# Start of LISTED ENTRIES

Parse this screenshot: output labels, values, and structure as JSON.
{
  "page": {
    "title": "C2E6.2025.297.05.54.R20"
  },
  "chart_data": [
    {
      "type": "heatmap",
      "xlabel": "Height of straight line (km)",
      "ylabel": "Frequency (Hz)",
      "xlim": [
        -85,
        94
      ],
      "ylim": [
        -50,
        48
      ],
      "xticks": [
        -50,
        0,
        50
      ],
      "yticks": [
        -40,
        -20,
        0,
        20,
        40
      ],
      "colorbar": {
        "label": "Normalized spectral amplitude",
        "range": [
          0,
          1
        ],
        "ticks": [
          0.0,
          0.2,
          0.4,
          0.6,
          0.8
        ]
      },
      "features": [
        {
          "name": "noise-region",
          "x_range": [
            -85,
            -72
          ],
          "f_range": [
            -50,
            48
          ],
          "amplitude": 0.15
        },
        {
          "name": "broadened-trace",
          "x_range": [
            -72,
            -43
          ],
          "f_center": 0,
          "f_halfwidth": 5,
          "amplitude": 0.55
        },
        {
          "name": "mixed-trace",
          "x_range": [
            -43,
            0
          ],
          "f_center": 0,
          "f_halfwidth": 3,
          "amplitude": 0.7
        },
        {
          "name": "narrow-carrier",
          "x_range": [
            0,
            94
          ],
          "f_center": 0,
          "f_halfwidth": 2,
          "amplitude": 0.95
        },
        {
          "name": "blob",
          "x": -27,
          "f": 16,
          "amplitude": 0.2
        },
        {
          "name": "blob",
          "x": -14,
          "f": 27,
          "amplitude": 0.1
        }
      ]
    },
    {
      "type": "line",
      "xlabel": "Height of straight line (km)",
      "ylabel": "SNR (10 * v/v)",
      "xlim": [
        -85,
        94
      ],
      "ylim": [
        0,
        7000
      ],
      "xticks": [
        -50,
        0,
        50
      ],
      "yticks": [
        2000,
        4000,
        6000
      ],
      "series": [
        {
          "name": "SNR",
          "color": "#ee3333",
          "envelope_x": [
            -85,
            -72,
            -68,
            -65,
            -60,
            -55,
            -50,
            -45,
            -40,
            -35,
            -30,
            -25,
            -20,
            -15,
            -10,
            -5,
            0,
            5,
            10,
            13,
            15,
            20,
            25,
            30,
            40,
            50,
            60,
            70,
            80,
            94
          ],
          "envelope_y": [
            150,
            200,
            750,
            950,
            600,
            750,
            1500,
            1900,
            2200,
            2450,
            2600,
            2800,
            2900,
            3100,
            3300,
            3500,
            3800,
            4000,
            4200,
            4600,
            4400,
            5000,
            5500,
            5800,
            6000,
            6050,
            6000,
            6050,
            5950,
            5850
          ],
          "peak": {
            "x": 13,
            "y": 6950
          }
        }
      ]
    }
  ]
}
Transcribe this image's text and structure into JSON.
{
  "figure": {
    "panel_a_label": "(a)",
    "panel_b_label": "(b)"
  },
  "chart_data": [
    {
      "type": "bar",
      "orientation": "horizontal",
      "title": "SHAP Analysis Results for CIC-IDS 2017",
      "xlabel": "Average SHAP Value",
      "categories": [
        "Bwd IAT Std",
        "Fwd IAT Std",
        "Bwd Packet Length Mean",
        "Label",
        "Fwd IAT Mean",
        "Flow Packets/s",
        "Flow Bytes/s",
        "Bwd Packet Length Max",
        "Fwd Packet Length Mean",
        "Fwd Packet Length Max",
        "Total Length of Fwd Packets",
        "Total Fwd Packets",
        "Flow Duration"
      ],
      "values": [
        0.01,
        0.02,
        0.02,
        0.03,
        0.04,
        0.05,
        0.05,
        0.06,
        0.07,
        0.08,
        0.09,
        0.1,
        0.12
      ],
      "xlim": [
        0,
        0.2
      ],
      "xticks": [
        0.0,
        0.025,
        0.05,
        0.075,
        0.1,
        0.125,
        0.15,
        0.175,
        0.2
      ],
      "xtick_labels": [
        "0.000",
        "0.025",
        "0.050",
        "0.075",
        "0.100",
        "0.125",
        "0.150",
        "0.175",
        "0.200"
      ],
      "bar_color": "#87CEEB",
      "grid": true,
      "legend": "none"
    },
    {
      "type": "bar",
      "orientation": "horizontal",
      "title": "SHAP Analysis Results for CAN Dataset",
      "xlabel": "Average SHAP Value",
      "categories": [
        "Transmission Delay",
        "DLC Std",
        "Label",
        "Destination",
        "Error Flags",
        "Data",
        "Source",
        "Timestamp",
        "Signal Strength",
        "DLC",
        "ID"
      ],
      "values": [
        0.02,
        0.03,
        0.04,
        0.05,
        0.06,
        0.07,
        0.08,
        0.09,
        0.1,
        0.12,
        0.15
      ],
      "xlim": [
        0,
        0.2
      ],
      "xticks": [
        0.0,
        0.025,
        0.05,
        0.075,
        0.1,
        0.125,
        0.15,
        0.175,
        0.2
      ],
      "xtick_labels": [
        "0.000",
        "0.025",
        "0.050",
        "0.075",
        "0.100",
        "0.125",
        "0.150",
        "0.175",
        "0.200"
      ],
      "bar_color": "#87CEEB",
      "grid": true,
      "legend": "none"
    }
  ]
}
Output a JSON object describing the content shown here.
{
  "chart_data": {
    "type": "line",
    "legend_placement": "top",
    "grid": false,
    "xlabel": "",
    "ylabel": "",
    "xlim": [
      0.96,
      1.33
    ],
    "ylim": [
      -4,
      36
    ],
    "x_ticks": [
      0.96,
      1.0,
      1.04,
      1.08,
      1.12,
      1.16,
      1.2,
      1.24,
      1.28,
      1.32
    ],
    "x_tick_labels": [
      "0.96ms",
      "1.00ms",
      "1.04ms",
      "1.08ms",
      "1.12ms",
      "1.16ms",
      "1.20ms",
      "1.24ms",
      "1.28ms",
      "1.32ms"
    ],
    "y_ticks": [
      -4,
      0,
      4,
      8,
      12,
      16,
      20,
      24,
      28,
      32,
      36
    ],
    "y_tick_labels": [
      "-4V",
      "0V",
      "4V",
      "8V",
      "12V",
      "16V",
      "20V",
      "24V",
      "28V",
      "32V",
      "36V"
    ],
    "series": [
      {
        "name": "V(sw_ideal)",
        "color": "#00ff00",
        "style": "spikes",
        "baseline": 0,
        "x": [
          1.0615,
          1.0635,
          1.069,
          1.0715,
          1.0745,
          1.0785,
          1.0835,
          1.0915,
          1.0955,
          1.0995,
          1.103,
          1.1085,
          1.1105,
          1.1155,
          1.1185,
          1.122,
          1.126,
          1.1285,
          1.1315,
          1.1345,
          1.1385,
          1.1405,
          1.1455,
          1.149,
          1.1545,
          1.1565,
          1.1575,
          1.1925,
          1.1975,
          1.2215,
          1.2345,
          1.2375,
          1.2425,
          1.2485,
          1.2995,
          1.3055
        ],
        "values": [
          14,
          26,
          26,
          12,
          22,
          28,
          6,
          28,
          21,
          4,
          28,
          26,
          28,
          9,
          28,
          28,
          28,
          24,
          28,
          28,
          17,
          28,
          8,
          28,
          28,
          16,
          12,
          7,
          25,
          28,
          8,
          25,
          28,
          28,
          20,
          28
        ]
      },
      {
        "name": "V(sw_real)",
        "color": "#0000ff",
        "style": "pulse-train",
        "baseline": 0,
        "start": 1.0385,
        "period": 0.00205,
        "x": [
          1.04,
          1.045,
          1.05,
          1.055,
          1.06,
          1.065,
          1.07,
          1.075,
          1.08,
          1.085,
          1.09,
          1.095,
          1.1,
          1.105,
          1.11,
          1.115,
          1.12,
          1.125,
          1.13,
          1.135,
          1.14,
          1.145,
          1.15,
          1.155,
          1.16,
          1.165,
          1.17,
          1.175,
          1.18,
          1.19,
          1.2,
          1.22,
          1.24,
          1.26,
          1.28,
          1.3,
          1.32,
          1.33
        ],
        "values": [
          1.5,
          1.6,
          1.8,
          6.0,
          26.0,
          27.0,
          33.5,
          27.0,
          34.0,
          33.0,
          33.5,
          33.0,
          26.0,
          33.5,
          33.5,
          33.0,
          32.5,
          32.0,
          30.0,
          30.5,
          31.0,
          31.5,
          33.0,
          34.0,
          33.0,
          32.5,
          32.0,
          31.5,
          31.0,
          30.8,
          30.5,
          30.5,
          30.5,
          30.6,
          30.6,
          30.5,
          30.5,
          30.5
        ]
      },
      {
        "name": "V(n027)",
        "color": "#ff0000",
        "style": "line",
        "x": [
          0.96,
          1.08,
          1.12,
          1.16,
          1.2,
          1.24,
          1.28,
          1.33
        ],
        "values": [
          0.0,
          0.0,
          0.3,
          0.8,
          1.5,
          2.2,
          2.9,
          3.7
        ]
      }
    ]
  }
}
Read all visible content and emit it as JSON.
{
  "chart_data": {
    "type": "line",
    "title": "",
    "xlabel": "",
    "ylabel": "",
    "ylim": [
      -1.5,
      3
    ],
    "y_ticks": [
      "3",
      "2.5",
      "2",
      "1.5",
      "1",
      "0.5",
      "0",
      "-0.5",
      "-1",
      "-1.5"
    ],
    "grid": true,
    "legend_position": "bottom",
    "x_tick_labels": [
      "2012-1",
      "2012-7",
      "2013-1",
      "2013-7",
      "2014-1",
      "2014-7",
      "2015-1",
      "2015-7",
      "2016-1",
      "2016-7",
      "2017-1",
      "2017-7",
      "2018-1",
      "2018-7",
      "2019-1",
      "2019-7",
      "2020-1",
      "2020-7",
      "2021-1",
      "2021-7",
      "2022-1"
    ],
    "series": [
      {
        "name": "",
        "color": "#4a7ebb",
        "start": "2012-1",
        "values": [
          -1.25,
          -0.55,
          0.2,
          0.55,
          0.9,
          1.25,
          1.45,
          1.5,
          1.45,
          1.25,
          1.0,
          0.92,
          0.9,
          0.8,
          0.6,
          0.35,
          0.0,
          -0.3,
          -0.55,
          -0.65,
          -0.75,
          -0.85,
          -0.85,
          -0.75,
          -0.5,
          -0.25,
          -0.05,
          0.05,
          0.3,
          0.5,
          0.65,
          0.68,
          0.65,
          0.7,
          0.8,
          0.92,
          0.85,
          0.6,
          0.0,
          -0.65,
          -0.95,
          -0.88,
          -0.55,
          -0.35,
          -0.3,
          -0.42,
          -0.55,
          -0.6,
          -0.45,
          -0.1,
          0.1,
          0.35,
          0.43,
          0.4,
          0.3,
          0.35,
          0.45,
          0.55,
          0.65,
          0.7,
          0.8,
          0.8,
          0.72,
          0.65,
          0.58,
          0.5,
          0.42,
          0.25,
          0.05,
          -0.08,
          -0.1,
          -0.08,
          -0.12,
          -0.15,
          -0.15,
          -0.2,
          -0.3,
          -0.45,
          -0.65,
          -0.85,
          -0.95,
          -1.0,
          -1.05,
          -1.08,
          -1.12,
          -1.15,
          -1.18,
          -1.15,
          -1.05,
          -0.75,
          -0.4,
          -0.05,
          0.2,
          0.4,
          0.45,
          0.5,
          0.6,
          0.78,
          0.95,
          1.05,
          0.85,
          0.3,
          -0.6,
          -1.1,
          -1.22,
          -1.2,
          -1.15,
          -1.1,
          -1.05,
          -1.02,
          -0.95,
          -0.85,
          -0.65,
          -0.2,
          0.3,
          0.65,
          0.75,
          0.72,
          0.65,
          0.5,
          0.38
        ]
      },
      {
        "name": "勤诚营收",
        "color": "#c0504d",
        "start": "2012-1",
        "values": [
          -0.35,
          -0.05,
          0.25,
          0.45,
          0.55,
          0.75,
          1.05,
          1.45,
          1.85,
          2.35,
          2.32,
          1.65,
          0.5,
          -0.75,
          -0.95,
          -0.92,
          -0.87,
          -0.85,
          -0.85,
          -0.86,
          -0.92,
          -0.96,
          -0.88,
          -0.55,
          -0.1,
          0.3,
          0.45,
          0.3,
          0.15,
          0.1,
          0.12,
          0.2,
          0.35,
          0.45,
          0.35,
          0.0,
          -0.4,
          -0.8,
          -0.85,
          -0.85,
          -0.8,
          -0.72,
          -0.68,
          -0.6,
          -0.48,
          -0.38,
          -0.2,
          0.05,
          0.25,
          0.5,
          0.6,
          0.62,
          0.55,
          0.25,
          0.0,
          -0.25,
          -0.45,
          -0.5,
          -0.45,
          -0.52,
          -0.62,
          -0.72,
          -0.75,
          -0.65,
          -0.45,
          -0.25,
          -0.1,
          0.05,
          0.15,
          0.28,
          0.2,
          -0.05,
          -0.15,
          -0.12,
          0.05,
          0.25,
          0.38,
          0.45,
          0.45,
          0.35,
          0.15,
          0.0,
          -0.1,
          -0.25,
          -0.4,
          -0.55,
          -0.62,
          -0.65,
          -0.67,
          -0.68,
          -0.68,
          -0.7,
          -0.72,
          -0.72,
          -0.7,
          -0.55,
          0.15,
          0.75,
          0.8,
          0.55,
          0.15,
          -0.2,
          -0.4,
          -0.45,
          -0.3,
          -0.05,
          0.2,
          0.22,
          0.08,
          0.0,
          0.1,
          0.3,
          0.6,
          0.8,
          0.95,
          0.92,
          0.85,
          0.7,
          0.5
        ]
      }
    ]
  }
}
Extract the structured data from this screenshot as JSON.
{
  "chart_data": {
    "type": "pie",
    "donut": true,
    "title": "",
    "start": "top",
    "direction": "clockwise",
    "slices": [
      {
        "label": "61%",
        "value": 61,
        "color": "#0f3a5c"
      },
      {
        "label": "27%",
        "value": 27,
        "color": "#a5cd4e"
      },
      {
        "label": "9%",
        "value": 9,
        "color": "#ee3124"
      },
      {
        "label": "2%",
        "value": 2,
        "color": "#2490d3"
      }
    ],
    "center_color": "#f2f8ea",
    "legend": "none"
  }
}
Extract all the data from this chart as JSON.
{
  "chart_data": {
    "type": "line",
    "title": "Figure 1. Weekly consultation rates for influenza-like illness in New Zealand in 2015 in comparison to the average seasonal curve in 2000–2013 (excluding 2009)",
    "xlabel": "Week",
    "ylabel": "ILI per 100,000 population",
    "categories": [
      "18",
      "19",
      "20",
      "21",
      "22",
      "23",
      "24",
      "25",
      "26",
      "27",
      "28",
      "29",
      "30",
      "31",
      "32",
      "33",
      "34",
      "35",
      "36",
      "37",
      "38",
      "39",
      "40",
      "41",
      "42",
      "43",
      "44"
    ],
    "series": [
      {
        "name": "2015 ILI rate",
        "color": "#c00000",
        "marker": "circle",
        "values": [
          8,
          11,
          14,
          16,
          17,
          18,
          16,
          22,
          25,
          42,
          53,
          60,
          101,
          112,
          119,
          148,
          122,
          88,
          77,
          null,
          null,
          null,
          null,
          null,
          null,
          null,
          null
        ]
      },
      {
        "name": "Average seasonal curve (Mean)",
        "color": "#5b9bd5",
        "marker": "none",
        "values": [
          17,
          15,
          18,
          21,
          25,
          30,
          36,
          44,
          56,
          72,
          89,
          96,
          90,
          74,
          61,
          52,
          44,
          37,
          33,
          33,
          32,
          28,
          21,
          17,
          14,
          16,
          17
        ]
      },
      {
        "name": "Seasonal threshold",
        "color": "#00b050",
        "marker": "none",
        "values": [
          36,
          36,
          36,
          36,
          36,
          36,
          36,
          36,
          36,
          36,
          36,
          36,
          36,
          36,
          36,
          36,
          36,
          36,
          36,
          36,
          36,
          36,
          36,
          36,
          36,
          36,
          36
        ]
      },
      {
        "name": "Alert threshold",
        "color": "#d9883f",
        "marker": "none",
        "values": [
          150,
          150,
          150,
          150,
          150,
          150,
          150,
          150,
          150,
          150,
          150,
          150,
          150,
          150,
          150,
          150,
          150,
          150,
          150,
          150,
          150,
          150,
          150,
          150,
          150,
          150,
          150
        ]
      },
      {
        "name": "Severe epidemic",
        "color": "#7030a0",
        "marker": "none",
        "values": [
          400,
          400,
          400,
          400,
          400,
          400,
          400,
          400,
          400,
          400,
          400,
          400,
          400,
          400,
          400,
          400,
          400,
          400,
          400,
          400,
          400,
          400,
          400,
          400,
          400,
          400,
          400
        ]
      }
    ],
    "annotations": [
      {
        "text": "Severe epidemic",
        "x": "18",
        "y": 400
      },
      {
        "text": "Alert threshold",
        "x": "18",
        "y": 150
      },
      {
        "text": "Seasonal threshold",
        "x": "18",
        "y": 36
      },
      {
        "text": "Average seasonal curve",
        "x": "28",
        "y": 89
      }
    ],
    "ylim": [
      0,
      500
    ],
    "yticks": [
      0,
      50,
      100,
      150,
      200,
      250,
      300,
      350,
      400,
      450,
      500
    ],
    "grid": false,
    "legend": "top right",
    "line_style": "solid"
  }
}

# End of LISTED ENTRIES

**THE EXERCISE:**
Scan the material above for the string "JSON" and return the lines that hold it.

**REPLY TO THE EXERCISE:**
Parse this screenshot: output labels, values, and structure as JSON.
Transcribe this image's text and structure into JSON.
Output a JSON object describing the content shown here.
Read all visible content and emit it as JSON.
Extract the structured data from this screenshot as JSON.
Extract all the data from this chart as JSON.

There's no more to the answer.